**** Available data

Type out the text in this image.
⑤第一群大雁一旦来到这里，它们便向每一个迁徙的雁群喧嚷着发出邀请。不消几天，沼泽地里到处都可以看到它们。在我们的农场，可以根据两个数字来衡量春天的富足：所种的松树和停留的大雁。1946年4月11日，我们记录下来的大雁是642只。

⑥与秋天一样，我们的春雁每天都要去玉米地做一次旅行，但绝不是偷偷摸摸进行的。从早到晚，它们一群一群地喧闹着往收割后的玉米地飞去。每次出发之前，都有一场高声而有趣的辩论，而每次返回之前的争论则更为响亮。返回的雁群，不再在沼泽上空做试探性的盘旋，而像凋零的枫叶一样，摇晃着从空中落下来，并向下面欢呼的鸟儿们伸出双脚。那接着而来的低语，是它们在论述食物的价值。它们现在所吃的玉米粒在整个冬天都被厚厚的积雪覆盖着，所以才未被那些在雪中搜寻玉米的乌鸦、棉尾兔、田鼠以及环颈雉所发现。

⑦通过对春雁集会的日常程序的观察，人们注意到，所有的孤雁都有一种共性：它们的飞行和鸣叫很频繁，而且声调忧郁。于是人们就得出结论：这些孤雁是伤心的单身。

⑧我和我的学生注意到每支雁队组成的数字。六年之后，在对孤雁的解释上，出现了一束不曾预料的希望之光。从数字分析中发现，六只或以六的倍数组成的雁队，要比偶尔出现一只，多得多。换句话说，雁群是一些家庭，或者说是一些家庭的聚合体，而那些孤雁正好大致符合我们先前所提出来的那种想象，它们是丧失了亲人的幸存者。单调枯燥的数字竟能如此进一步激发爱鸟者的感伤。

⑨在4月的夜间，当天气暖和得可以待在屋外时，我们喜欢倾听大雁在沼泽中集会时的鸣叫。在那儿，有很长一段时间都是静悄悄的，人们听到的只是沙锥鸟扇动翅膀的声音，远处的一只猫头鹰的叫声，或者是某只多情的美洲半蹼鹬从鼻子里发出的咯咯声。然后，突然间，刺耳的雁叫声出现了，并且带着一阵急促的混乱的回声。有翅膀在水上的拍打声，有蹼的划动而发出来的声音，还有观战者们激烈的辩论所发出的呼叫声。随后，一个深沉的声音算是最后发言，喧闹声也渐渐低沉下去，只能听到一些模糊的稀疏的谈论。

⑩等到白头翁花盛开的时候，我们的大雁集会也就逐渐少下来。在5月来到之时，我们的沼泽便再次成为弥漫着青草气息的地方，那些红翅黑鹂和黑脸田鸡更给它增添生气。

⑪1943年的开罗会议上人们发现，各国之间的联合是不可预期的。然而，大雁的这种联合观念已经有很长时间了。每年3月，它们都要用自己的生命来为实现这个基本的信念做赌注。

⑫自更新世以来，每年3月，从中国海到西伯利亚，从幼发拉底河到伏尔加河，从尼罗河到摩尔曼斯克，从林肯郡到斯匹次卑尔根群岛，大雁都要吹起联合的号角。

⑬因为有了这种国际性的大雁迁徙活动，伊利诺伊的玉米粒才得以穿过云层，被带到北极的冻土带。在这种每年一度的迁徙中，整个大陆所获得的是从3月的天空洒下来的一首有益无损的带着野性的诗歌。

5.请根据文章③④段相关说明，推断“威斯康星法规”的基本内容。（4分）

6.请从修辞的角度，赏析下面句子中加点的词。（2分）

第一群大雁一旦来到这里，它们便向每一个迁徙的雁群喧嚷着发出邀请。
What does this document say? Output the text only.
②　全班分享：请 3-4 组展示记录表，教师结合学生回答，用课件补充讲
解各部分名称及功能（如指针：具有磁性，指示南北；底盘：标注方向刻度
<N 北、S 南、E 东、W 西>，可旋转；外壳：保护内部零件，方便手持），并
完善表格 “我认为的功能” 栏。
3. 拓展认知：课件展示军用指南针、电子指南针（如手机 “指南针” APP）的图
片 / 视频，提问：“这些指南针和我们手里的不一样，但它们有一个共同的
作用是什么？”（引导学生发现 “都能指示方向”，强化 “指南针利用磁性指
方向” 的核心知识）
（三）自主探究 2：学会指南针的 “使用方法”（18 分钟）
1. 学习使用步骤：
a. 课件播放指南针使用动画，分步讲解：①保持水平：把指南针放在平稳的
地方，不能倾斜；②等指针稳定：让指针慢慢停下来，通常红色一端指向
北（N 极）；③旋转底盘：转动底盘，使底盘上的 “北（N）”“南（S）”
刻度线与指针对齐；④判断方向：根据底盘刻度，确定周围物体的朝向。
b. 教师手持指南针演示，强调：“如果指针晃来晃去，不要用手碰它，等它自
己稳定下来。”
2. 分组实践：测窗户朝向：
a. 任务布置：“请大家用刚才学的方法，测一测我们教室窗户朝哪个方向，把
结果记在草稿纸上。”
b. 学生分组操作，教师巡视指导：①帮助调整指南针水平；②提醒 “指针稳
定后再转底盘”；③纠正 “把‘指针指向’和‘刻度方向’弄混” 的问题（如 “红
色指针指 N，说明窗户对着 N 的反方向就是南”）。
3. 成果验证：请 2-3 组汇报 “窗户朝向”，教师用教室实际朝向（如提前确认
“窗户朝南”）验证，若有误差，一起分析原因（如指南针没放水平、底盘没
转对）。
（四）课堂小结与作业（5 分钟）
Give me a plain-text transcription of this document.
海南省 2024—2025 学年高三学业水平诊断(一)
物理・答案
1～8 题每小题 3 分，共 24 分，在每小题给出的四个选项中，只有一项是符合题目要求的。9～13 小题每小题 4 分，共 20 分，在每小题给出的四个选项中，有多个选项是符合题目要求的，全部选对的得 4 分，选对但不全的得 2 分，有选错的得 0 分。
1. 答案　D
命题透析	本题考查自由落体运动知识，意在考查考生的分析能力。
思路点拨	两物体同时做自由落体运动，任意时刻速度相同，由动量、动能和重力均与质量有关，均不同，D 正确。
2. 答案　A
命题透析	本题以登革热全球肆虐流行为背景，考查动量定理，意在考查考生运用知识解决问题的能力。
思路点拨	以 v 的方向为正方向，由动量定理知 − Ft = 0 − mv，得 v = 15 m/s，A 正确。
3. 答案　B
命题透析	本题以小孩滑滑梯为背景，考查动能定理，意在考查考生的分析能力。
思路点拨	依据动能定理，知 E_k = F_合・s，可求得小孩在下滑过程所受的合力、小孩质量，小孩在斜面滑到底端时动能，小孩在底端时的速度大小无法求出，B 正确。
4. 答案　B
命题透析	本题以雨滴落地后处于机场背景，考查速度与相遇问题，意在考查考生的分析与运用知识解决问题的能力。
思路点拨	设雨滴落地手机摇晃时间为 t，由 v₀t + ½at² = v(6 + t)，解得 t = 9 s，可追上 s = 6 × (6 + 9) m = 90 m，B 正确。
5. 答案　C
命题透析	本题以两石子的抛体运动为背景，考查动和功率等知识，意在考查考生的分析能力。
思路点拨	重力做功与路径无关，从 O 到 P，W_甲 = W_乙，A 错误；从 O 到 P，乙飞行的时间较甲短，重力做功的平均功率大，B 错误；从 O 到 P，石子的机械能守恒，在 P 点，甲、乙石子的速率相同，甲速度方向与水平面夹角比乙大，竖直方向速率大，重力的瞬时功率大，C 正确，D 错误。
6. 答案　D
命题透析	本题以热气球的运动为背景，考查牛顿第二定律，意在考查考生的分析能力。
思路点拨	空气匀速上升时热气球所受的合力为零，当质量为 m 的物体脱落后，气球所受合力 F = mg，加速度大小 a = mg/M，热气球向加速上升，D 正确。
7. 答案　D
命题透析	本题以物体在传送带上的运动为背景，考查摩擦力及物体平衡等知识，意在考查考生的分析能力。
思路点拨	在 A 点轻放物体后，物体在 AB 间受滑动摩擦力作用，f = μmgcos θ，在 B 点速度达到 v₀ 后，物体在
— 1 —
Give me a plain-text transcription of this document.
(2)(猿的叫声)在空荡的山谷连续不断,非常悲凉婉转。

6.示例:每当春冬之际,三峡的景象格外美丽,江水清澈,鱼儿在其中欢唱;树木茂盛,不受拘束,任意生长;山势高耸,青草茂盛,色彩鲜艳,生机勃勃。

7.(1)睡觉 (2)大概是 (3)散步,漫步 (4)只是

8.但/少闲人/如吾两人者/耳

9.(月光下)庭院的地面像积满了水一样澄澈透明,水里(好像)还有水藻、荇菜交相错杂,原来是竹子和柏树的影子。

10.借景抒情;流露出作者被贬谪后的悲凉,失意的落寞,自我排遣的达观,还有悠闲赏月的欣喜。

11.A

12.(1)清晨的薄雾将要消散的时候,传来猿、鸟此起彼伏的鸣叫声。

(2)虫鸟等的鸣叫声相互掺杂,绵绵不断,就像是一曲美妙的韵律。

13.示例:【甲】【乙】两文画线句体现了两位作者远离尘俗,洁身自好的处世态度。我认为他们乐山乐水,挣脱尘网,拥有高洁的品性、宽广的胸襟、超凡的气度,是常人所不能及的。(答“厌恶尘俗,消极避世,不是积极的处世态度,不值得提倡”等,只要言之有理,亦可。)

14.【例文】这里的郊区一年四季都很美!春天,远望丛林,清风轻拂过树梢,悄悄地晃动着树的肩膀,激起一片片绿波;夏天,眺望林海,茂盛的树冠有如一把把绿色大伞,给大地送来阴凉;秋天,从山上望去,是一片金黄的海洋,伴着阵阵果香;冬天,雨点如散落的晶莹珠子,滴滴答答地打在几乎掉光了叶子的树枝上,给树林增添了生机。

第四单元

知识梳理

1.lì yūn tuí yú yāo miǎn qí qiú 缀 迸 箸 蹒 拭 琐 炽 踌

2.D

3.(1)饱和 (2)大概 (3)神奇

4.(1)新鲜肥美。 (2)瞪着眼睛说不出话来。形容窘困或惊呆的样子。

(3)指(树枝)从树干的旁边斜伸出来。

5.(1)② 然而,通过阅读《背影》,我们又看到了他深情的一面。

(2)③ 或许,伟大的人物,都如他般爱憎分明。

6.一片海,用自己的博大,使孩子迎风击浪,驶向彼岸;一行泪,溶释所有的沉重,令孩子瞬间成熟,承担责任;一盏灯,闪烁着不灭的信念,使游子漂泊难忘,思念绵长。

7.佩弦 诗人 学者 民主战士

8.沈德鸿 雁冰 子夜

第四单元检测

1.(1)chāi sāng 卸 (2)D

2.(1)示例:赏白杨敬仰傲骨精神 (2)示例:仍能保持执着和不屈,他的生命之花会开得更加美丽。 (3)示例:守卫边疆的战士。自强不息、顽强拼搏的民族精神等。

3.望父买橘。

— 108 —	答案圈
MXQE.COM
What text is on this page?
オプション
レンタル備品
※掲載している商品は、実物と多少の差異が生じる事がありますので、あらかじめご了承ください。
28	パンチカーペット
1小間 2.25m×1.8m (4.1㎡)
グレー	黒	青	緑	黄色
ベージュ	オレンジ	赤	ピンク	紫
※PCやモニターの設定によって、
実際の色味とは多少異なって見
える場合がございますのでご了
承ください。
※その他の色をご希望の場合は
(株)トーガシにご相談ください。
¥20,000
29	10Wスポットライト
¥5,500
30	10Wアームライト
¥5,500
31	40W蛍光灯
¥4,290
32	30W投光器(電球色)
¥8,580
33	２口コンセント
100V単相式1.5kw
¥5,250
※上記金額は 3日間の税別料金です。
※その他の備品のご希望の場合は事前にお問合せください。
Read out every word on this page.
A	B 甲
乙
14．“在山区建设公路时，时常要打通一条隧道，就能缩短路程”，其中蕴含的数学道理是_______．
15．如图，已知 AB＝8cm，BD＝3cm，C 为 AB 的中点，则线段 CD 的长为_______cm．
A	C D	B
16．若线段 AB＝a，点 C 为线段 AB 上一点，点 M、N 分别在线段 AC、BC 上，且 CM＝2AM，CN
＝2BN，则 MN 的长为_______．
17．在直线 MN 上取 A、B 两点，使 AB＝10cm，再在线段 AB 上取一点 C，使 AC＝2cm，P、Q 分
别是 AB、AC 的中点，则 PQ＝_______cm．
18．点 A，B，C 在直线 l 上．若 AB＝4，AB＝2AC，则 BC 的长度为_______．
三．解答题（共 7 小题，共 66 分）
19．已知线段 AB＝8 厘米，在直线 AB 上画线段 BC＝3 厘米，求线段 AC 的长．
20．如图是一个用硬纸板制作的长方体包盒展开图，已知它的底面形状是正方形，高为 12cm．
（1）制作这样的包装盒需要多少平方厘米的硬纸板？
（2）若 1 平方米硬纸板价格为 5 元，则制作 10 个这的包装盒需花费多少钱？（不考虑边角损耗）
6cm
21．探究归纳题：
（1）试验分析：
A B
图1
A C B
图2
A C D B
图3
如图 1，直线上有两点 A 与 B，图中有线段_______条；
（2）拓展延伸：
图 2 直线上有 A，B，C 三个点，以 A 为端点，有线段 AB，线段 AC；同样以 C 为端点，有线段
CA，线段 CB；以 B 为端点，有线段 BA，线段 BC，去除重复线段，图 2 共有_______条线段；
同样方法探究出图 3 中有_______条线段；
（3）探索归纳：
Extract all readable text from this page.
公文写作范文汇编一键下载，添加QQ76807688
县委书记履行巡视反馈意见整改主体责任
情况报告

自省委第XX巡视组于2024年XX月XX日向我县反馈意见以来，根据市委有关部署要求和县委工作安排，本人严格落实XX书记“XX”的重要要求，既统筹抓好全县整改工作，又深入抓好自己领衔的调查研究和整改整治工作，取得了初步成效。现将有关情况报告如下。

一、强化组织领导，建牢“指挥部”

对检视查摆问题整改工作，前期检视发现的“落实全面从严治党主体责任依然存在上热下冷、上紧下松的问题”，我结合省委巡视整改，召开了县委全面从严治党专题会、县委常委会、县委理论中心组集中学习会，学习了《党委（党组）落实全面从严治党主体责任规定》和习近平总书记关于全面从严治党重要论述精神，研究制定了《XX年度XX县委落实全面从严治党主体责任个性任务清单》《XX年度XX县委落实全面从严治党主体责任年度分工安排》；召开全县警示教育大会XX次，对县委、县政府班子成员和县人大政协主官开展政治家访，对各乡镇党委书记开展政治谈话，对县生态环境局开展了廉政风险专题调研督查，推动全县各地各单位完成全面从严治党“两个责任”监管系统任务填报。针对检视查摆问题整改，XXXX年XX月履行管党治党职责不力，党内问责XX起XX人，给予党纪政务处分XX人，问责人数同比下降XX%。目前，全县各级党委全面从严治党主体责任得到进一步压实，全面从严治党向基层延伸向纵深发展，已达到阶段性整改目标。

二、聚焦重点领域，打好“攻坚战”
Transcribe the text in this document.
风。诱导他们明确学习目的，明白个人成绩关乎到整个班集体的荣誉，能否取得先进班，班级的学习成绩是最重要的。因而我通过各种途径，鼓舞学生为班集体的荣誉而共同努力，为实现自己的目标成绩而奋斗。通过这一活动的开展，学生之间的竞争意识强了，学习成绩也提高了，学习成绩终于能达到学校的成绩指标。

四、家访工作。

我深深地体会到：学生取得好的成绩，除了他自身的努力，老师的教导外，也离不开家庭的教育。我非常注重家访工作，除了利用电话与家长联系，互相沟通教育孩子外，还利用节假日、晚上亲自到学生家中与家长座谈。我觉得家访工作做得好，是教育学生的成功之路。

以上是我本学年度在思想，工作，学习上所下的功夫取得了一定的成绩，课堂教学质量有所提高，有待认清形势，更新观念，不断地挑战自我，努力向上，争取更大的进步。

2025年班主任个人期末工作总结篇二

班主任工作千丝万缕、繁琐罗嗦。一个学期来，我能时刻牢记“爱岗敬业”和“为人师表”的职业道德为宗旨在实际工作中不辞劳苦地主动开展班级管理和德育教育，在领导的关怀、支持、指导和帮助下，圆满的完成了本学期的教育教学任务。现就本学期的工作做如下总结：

********

Set problem: Extract every line that has the string "document" in it.

Final result:
What does this document say? Output the text only.
Give me a plain-text transcription of this document.
Give me a plain-text transcription of this document.
Transcribe the text in this document.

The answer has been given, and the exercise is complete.